**CONSIGNE 1**
Traduisez en anglais cette phrase du texte sur les algues vertes : « Ces conditions favorisent l’effet de lagunage et limitent la dispersion vers le large. »
**CONSIGNE 2**
Prolongez le texte sur les algues vertes en Bretagne, en reprenant juste après sa dernière phrase.

**TEXTE FOURNI**
+++
D’après des travaux de l’Ifremer, les quantités d’algues ne semblent pas dépendre des quantités d’azote apportées chaque printemps par les cours d’eau. Les teneurs en nitrates dans les cours d’eau bretons sont aujourd’hui de l’ordre de 25 à 30 mg/L (la norme imposée par la directive nitrates étant de 50 mg/L). En fait, l’estimation des besoins des algues montre qu’ils sont infimes (100 à 200 fois moindres) par rapport aux quantités apportées par les cours d’eau. Si l’azote en milieu marin ne provenait que des cours d’eau (ce qui est loin d’être le cas, ne serait-ce qu’en tenant compte de la fixation biologique de l’azote atmosphérique), il faudrait le réduire de manière telle que les objectifs seraient impossibles à atteindre, même en éliminant tous les élevages de Bretagne !
Il faut préciser que les baies propices aux algues vertes présentent deux caractéristiques : la présence d’une plage de sable à faible pente et le piégeage de l’eau en fond de baie. Ces conditions favorisent l’effet de lagunage et limitent la dispersion vers le large.
+++
(Éléments répertoriés dans un jeu de données)
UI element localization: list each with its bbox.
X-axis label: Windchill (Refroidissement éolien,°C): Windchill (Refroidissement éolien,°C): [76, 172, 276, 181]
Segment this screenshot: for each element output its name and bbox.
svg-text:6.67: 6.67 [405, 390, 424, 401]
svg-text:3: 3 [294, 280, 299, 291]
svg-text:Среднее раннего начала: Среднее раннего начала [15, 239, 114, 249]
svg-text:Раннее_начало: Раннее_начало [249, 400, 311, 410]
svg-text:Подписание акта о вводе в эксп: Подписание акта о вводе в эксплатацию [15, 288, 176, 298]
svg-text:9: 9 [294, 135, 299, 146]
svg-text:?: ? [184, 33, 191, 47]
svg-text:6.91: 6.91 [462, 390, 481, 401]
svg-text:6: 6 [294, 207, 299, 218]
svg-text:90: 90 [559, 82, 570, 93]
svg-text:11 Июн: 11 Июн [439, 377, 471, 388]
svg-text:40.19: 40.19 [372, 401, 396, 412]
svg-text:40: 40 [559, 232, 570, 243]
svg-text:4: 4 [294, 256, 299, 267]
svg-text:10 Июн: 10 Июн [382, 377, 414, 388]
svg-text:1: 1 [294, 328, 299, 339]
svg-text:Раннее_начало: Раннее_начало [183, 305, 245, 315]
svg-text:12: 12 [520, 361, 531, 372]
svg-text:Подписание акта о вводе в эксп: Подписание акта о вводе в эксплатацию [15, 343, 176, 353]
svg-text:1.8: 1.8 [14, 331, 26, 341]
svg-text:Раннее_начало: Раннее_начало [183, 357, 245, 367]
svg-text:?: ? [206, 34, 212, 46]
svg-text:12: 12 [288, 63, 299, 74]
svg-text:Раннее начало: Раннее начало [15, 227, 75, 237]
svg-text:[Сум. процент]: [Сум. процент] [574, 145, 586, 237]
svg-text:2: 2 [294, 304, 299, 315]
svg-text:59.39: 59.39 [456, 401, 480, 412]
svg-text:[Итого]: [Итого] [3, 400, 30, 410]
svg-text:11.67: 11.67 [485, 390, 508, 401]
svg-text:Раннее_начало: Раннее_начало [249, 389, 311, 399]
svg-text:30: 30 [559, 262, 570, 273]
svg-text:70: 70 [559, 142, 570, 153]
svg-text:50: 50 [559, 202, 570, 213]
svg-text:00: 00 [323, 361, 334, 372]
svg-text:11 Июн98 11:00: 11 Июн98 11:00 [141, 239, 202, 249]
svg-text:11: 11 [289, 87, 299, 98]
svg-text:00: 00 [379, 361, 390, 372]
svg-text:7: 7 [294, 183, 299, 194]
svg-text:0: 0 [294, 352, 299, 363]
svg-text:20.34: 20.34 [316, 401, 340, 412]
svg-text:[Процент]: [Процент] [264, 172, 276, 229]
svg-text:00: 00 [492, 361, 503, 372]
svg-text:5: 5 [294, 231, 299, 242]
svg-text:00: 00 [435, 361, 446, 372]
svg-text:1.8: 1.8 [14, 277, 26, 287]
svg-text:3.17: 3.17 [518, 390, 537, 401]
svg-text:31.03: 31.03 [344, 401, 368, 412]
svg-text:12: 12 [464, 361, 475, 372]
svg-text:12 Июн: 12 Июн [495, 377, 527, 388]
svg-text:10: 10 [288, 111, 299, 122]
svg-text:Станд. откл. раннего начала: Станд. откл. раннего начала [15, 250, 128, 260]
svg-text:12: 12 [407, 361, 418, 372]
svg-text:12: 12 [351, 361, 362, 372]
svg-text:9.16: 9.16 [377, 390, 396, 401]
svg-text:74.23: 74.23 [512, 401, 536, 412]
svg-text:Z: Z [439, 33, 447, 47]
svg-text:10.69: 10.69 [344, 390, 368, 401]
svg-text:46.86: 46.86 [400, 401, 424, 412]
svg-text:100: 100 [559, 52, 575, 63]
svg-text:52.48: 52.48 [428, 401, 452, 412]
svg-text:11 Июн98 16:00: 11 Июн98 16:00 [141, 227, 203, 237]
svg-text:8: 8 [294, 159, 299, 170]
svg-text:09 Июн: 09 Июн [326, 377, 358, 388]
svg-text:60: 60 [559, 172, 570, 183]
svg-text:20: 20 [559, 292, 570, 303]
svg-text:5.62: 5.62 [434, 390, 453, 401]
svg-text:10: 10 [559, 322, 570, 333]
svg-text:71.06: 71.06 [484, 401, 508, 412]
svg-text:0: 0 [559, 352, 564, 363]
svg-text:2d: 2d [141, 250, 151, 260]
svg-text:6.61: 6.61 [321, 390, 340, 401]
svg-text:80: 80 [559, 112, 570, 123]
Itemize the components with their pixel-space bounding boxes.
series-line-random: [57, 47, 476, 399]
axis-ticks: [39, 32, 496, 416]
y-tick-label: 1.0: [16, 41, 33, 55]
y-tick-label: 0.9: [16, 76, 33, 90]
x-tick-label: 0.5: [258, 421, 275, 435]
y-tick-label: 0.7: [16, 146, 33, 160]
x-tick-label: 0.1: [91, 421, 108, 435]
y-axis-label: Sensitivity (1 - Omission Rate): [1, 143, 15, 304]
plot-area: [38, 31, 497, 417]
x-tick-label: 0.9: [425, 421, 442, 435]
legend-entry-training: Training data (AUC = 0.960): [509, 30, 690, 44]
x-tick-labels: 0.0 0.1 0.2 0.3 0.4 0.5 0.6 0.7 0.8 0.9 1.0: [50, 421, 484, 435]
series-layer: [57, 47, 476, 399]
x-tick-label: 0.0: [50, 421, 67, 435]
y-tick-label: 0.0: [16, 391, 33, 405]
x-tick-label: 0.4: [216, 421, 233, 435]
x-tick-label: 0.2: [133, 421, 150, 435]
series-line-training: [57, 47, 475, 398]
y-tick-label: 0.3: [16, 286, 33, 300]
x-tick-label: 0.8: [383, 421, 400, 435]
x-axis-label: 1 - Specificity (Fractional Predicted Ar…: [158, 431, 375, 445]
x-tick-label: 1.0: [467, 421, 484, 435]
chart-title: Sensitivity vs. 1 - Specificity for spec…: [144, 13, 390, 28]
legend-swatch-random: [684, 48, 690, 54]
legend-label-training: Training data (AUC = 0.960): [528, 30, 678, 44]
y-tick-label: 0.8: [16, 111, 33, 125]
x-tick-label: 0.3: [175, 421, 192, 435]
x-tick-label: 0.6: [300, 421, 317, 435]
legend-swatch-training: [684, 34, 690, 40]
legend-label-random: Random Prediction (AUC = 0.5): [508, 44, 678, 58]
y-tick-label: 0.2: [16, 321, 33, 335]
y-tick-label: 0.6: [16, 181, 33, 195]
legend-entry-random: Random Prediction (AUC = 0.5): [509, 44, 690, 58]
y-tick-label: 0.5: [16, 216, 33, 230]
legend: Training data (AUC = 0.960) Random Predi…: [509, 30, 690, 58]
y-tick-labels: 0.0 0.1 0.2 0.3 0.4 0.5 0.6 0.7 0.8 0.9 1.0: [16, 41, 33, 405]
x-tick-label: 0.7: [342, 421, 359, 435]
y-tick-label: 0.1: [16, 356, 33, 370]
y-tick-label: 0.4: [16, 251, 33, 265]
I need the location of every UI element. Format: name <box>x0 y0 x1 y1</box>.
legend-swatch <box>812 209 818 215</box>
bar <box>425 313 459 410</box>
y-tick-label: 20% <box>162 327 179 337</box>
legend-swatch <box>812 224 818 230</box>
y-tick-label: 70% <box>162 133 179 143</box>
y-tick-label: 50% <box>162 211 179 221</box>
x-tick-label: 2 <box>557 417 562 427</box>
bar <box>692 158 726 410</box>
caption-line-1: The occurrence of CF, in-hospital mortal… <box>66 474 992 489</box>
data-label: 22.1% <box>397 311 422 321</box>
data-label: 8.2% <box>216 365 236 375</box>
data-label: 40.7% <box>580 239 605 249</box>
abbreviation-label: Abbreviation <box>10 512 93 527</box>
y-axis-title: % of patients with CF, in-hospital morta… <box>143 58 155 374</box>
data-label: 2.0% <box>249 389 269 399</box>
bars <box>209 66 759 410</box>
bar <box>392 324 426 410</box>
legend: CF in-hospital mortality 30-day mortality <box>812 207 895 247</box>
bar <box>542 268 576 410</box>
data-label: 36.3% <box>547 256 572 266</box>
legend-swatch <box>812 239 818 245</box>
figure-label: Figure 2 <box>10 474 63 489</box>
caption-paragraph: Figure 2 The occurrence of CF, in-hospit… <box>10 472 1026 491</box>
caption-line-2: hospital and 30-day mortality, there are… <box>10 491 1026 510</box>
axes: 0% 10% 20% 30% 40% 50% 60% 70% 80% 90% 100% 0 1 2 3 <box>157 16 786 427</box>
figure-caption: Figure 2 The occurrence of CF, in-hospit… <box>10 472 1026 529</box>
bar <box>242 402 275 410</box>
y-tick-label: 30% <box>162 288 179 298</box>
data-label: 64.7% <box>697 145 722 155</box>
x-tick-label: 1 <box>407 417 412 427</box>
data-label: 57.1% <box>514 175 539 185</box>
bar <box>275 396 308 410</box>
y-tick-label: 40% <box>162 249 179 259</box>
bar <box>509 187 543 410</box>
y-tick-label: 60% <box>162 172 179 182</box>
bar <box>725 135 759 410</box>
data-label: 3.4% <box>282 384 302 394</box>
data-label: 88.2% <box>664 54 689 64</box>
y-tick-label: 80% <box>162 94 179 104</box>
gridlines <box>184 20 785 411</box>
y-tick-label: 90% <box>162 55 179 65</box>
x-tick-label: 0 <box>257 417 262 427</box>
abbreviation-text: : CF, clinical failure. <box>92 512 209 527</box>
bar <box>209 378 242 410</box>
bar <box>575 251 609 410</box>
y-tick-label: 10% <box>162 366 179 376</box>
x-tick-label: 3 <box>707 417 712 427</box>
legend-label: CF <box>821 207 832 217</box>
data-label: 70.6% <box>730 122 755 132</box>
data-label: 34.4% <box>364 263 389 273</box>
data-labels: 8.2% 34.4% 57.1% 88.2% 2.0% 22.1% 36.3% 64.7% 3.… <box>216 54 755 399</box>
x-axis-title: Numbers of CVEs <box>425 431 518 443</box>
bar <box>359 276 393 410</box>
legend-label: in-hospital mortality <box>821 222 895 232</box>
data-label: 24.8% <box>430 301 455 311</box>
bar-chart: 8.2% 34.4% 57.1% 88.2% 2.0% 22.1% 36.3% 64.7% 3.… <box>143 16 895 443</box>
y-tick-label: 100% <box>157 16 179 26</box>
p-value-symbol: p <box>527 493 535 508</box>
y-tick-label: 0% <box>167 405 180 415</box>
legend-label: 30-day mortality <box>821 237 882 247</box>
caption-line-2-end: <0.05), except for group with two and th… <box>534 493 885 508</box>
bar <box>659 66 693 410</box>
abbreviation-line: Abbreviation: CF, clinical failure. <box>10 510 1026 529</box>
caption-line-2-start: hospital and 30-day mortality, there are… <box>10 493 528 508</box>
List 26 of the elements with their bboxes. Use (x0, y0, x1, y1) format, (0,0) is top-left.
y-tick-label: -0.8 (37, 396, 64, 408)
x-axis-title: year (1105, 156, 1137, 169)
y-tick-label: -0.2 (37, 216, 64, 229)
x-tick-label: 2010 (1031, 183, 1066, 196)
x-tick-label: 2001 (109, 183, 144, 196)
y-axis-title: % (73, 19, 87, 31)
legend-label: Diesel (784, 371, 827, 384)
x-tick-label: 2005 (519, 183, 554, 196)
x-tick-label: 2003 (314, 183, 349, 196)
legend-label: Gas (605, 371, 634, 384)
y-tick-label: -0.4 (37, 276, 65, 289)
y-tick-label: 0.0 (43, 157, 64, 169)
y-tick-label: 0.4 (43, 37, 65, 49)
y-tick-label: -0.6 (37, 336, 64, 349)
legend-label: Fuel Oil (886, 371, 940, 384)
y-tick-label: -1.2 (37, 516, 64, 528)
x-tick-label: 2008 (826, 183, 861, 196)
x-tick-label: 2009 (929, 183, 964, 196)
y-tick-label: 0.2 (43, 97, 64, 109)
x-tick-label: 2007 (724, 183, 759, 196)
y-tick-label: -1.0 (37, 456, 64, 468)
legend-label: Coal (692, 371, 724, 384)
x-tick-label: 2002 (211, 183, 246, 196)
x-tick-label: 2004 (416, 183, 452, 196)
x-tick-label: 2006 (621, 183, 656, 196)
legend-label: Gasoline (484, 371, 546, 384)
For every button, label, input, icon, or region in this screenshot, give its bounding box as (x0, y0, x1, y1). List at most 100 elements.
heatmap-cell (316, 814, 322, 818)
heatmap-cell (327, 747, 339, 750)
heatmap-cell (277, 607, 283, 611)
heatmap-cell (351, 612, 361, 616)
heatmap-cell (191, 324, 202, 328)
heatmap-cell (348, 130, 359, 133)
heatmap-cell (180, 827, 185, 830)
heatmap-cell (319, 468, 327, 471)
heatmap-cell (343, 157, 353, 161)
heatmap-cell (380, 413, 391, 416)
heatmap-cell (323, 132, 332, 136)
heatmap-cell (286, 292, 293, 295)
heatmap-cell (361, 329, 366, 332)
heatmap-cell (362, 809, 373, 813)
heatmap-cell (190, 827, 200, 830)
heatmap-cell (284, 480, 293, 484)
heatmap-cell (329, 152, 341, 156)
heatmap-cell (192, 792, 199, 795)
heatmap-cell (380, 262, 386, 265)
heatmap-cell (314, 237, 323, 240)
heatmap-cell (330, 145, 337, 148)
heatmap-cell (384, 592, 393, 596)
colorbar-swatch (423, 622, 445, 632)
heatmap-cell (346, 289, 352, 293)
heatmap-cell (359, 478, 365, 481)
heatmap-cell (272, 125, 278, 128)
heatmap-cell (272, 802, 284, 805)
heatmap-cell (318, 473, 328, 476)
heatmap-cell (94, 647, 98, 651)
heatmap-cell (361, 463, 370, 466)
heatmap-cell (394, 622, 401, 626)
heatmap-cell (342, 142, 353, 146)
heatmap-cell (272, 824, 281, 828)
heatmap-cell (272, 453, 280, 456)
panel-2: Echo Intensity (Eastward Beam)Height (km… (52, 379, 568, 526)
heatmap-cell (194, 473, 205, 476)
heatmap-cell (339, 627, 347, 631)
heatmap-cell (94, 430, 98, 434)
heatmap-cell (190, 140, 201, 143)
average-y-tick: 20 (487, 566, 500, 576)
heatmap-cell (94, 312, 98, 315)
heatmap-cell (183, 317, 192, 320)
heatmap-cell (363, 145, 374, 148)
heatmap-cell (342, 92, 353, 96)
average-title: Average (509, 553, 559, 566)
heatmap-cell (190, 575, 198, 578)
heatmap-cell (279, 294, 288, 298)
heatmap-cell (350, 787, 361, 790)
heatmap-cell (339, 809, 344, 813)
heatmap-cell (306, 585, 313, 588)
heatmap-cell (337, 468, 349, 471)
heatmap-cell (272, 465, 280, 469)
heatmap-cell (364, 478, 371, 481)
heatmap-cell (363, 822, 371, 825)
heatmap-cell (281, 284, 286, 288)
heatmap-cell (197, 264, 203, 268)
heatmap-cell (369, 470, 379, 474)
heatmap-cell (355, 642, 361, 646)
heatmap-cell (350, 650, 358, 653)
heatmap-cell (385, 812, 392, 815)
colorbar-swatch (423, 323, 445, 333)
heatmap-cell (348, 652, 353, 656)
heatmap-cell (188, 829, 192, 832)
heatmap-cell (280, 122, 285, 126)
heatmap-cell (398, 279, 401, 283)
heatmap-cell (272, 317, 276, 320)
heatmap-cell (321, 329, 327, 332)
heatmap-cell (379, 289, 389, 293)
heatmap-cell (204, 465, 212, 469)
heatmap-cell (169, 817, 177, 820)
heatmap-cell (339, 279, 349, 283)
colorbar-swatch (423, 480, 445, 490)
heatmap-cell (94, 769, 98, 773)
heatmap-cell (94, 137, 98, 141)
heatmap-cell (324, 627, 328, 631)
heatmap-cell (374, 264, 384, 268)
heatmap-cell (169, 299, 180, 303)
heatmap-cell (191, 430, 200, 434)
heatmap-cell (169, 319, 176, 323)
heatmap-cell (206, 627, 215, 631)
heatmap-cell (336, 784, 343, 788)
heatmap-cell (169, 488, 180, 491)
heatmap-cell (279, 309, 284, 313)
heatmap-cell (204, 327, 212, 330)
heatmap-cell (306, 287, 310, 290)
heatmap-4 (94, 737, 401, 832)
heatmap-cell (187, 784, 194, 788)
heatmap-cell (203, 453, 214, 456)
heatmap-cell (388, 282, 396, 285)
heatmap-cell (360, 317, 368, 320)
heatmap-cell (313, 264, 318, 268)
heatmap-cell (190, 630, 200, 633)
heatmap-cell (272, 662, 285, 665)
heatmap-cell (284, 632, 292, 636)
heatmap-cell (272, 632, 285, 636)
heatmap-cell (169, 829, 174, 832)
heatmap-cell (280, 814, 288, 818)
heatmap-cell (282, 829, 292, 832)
+++
**RÉPONSE RÉDIGÉE 1**
These conditions promote the lagoon effect and limit dispersal toward the open sea.

**RÉPONSE RÉDIGÉE 2**
3) L’autre explication possible : le phosphore

Des mesures réalisées sous contrôle d'huissier en sortie de station d’épuration de plusieurs villes, ont montré que les taux d’azote et de phosphore peuvent « exploser » les normes autorisées. Hélas, les pouvoirs publics restent sourds. Selon le Fonds national pour le développement des adductions d'eau (FNDAE, géré par le ministère de l’Agriculture), l'azote provient des déjections humaines, des eaux de cuisine et de certains produits ménagers. Quant au phosphore, les excrétions humaines en seraient la source principale dans les cours d’eau (Dernat et al., 1994), sans compter celui issu des produits ménagers et rejets industriels (effluents d’industries agro-alimentaires, laveries, abattoirs, industries chimiques, etc.). Pour ce qui est des phosphates agricoles, le FNDAE confirme qu’ils ne se retrouvent pas dans les eaux usées car ils sont fixés par les sols, sauf en cas d’érosion.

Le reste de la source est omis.